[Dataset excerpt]

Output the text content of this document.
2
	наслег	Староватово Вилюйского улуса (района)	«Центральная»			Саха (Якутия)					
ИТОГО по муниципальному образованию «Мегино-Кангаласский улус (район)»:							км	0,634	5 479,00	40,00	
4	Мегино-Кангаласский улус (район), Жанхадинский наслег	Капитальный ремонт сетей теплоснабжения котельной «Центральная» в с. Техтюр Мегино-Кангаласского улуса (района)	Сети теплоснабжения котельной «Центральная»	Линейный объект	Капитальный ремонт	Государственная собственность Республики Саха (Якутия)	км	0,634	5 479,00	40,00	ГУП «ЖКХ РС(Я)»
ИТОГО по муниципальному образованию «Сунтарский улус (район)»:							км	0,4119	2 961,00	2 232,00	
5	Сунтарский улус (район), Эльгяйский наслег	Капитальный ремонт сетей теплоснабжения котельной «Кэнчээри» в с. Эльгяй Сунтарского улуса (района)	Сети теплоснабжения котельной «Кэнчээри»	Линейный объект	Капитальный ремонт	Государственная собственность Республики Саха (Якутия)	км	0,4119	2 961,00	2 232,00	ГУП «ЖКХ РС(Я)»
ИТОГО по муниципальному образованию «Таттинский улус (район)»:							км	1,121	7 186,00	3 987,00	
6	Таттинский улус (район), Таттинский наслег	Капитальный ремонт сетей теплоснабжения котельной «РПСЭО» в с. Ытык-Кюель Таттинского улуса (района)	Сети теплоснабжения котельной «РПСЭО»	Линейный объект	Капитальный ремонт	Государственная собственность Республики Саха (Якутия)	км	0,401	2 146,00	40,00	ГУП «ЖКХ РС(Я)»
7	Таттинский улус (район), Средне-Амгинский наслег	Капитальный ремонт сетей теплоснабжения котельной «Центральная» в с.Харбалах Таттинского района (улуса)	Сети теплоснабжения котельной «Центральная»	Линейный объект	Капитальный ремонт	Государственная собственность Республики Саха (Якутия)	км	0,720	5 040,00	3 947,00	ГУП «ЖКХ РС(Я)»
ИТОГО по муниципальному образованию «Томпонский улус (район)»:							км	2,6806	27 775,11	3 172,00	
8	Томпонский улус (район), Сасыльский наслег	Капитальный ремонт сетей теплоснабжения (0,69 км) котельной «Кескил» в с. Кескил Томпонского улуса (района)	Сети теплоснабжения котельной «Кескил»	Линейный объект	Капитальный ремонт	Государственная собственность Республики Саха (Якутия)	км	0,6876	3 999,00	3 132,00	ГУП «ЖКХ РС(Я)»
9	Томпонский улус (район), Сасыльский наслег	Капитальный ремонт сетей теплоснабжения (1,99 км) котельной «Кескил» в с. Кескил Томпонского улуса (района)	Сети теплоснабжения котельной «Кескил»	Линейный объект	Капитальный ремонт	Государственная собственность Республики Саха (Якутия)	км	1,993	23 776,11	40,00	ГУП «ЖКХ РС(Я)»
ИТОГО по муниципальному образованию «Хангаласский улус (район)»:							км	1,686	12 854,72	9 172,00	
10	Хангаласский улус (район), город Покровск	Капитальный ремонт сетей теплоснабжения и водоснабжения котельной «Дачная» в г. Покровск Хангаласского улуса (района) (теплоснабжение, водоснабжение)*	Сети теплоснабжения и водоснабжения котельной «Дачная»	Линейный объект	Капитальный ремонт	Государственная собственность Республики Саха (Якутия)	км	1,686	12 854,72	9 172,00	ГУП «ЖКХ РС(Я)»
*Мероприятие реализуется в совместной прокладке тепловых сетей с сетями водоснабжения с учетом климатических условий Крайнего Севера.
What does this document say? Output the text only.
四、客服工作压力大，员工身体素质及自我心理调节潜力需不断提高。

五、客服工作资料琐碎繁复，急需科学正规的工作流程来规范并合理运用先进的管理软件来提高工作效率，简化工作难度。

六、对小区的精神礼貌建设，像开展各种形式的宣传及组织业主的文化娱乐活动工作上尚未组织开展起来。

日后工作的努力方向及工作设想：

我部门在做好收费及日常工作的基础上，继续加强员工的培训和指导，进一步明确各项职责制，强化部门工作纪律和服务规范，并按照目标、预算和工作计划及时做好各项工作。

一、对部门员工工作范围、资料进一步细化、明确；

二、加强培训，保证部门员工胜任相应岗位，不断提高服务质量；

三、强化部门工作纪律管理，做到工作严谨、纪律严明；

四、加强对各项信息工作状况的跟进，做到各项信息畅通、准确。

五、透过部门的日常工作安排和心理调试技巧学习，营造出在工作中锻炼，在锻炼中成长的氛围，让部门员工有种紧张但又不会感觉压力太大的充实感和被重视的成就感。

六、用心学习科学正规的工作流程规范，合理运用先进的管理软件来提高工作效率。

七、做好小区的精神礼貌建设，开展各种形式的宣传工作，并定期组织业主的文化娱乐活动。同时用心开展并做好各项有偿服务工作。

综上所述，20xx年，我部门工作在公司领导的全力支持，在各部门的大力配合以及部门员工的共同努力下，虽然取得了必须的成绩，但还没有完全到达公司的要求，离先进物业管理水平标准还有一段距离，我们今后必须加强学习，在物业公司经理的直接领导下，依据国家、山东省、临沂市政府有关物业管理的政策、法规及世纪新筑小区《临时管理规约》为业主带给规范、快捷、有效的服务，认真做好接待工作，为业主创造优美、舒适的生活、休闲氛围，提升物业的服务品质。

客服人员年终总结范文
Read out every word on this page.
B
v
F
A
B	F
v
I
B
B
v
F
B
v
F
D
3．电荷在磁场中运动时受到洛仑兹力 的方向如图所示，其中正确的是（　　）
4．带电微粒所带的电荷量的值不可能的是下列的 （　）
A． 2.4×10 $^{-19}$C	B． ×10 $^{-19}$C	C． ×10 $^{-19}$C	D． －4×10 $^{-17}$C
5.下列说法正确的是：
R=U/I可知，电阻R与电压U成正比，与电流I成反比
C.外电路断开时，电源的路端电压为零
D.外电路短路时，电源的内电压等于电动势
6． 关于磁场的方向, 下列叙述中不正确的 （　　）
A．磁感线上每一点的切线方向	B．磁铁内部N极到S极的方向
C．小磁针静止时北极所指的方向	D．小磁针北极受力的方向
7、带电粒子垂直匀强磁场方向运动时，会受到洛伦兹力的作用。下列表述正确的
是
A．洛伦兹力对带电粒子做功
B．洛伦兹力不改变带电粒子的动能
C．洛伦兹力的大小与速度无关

### GOAL OF THE EXERCISE:
Give the number of lines that hold the word "Output" in these records, with nothing added.

### RESULT BELOW:
2